Dataset records:
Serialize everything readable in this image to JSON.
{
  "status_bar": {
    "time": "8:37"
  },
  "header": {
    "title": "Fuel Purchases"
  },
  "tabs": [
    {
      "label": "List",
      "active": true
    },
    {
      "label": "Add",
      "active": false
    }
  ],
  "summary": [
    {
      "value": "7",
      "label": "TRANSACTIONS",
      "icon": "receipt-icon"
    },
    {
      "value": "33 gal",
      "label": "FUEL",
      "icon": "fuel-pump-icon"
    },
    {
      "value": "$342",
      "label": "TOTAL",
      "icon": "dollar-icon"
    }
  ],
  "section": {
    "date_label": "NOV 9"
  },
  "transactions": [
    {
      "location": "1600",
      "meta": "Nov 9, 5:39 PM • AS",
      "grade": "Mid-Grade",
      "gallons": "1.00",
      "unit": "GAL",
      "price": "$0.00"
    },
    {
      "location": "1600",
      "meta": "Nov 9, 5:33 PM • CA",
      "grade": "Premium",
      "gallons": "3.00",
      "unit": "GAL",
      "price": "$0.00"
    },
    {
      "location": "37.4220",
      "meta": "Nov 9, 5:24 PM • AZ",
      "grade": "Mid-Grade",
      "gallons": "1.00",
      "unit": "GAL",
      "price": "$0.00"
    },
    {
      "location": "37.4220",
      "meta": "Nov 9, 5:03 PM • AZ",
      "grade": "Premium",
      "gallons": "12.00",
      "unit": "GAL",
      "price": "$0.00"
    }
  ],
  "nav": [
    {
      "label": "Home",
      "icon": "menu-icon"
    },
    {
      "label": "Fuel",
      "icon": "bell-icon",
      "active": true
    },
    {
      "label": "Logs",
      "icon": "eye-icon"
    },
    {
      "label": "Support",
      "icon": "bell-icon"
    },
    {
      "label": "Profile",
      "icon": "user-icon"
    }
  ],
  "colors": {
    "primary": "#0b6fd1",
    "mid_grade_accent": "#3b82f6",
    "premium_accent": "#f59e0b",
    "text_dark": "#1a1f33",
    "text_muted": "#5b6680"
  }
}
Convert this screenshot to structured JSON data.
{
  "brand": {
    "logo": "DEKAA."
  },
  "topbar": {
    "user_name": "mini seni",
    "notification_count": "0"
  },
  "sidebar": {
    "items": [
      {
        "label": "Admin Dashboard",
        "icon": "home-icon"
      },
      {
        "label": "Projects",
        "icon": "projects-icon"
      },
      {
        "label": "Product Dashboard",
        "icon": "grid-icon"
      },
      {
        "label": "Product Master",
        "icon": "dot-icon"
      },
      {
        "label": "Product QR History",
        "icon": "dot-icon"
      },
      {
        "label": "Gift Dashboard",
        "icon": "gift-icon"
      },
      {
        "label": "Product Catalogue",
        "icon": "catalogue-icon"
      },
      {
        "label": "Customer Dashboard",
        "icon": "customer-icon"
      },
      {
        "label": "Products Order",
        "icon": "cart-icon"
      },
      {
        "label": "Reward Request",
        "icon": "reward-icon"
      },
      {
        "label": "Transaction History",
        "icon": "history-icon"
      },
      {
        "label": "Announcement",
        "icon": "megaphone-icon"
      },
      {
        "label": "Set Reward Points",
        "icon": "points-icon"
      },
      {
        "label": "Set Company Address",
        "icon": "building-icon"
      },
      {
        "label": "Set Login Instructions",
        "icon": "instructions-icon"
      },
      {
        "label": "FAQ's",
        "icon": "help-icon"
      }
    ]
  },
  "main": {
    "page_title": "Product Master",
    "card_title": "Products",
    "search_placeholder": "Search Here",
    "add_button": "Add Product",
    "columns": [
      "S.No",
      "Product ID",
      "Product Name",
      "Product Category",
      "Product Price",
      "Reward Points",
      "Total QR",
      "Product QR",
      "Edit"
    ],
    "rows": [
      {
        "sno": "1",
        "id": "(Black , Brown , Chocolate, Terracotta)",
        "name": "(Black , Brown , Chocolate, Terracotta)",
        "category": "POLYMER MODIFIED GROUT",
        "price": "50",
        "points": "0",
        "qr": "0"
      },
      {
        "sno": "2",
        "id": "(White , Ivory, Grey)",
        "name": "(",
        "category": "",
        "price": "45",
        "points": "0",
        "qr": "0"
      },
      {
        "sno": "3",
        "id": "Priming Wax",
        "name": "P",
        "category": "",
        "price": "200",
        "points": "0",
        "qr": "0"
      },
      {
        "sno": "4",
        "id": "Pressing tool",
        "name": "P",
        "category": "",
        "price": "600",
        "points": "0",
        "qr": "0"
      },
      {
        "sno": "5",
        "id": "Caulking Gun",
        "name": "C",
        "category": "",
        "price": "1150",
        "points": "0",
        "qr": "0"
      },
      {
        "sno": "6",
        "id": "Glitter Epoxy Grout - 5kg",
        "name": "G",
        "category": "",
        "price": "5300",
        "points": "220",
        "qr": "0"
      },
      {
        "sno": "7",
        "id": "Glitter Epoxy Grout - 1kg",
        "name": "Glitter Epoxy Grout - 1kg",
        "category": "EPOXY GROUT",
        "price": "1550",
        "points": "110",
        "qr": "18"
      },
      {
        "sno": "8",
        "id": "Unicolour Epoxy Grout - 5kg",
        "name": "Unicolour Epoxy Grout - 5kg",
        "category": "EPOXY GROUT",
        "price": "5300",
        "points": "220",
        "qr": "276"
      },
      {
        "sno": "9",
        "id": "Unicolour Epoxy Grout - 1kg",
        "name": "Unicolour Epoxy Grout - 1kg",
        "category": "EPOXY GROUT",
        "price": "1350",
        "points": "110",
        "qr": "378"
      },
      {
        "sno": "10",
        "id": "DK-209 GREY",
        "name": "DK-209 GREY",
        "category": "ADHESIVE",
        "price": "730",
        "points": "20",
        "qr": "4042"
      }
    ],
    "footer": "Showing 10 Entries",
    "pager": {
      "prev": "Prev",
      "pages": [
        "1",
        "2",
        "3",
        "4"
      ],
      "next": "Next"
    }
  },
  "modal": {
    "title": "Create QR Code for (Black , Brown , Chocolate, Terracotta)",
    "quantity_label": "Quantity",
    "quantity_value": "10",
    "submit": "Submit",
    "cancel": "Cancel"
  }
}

The request:
All the entries above need to be reproduced exactly.

Output below:
Serialize everything readable in this image to JSON.
{
  "status_bar": {
    "time": "8:37"
  },
  "header": {
    "title": "Fuel Purchases"
  },
  "tabs": [
    {
      "label": "List",
      "active": true
    },
    {
      "label": "Add",
      "active": false
    }
  ],
  "summary": [
    {
      "value": "7",
      "label": "TRANSACTIONS",
      "icon": "receipt-icon"
    },
    {
      "value": "33 gal",
      "label": "FUEL",
      "icon": "fuel-pump-icon"
    },
    {
      "value": "$342",
      "label": "TOTAL",
      "icon": "dollar-icon"
    }
  ],
  "section": {
    "date_label": "NOV 9"
  },
  "transactions": [
    {
      "location": "1600",
      "meta": "Nov 9, 5:39 PM • AS",
      "grade": "Mid-Grade",
      "gallons": "1.00",
      "unit": "GAL",
      "price": "$0.00"
    },
    {
      "location": "1600",
      "meta": "Nov 9, 5:33 PM • CA",
      "grade": "Premium",
      "gallons": "3.00",
      "unit": "GAL",
      "price": "$0.00"
    },
    {
      "location": "37.4220",
      "meta": "Nov 9, 5:24 PM • AZ",
      "grade": "Mid-Grade",
      "gallons": "1.00",
      "unit": "GAL",
      "price": "$0.00"
    },
    {
      "location": "37.4220",
      "meta": "Nov 9, 5:03 PM • AZ",
      "grade": "Premium",
      "gallons": "12.00",
      "unit": "GAL",
      "price": "$0.00"
    }
  ],
  "nav": [
    {
      "label": "Home",
      "icon": "menu-icon"
    },
    {
      "label": "Fuel",
      "icon": "bell-icon",
      "active": true
    },
    {
      "label": "Logs",
      "icon": "eye-icon"
    },
    {
      "label": "Support",
      "icon": "bell-icon"
    },
    {
      "label": "Profile",
      "icon": "user-icon"
    }
  ],
  "colors": {
    "primary": "#0b6fd1",
    "mid_grade_accent": "#3b82f6",
    "premium_accent": "#f59e0b",
    "text_dark": "#1a1f33",
    "text_muted": "#5b6680"
  }
}
Convert this screenshot to structured JSON data.
{
  "brand": {
    "logo": "DEKAA."
  },
  "topbar": {
    "user_name": "mini seni",
    "notification_count": "0"
  },
  "sidebar": {
    "items": [
      {
        "label": "Admin Dashboard",
        "icon": "home-icon"
      },
      {
        "label": "Projects",
        "icon": "projects-icon"
      },
      {
        "label": "Product Dashboard",
        "icon": "grid-icon"
      },
      {
        "label": "Product Master",
        "icon": "dot-icon"
      },
      {
        "label": "Product QR History",
        "icon": "dot-icon"
      },
      {
        "label": "Gift Dashboard",
        "icon": "gift-icon"
      },
      {
        "label": "Product Catalogue",
        "icon": "catalogue-icon"
      },
      {
        "label": "Customer Dashboard",
        "icon": "customer-icon"
      },
      {
        "label": "Products Order",
        "icon": "cart-icon"
      },
      {
        "label": "Reward Request",
        "icon": "reward-icon"
      },
      {
        "label": "Transaction History",
        "icon": "history-icon"
      },
      {
        "label": "Announcement",
        "icon": "megaphone-icon"
      },
      {
        "label": "Set Reward Points",
        "icon": "points-icon"
      },
      {
        "label": "Set Company Address",
        "icon": "building-icon"
      },
      {
        "label": "Set Login Instructions",
        "icon": "instructions-icon"
      },
      {
        "label": "FAQ's",
        "icon": "help-icon"
      }
    ]
  },
  "main": {
    "page_title": "Product Master",
    "card_title": "Products",
    "search_placeholder": "Search Here",
    "add_button": "Add Product",
    "columns": [
      "S.No",
      "Product ID",
      "Product Name",
      "Product Category",
      "Product Price",
      "Reward Points",
      "Total QR",
      "Product QR",
      "Edit"
    ],
    "rows": [
      {
        "sno": "1",
        "id": "(Black , Brown , Chocolate, Terracotta)",
        "name": "(Black , Brown , Chocolate, Terracotta)",
        "category": "POLYMER MODIFIED GROUT",
        "price": "50",
        "points": "0",
        "qr": "0"
      },
      {
        "sno": "2",
        "id": "(White , Ivory, Grey)",
        "name": "(",
        "category": "",
        "price": "45",
        "points": "0",
        "qr": "0"
      },
      {
        "sno": "3",
        "id": "Priming Wax",
        "name": "P",
        "category": "",
        "price": "200",
        "points": "0",
        "qr": "0"
      },
      {
        "sno": "4",
        "id": "Pressing tool",
        "name": "P",
        "category": "",
        "price": "600",
        "points": "0",
        "qr": "0"
      },
      {
        "sno": "5",
        "id": "Caulking Gun",
        "name": "C",
        "category": "",
        "price": "1150",
        "points": "0",
        "qr": "0"
      },
      {
        "sno": "6",
        "id": "Glitter Epoxy Grout - 5kg",
        "name": "G",
        "category": "",
        "price": "5300",
        "points": "220",
        "qr": "0"
      },
      {
        "sno": "7",
        "id": "Glitter Epoxy Grout - 1kg",
        "name": "Glitter Epoxy Grout - 1kg",
        "category": "EPOXY GROUT",
        "price": "1550",
        "points": "110",
        "qr": "18"
      },
      {
        "sno": "8",
        "id": "Unicolour Epoxy Grout - 5kg",
        "name": "Unicolour Epoxy Grout - 5kg",
        "category": "EPOXY GROUT",
        "price": "5300",
        "points": "220",
        "qr": "276"
      },
      {
        "sno": "9",
        "id": "Unicolour Epoxy Grout - 1kg",
        "name": "Unicolour Epoxy Grout - 1kg",
        "category": "EPOXY GROUT",
        "price": "1350",
        "points": "110",
        "qr": "378"
      },
      {
        "sno": "10",
        "id": "DK-209 GREY",
        "name": "DK-209 GREY",
        "category": "ADHESIVE",
        "price": "730",
        "points": "20",
        "qr": "4042"
      }
    ],
    "footer": "Showing 10 Entries",
    "pager": {
      "prev": "Prev",
      "pages": [
        "1",
        "2",
        "3",
        "4"
      ],
      "next": "Next"
    }
  },
  "modal": {
    "title": "Create QR Code for (Black , Brown , Chocolate, Terracotta)",
    "quantity_label": "Quantity",
    "quantity_value": "10",
    "submit": "Submit",
    "cancel": "Cancel"
  }
}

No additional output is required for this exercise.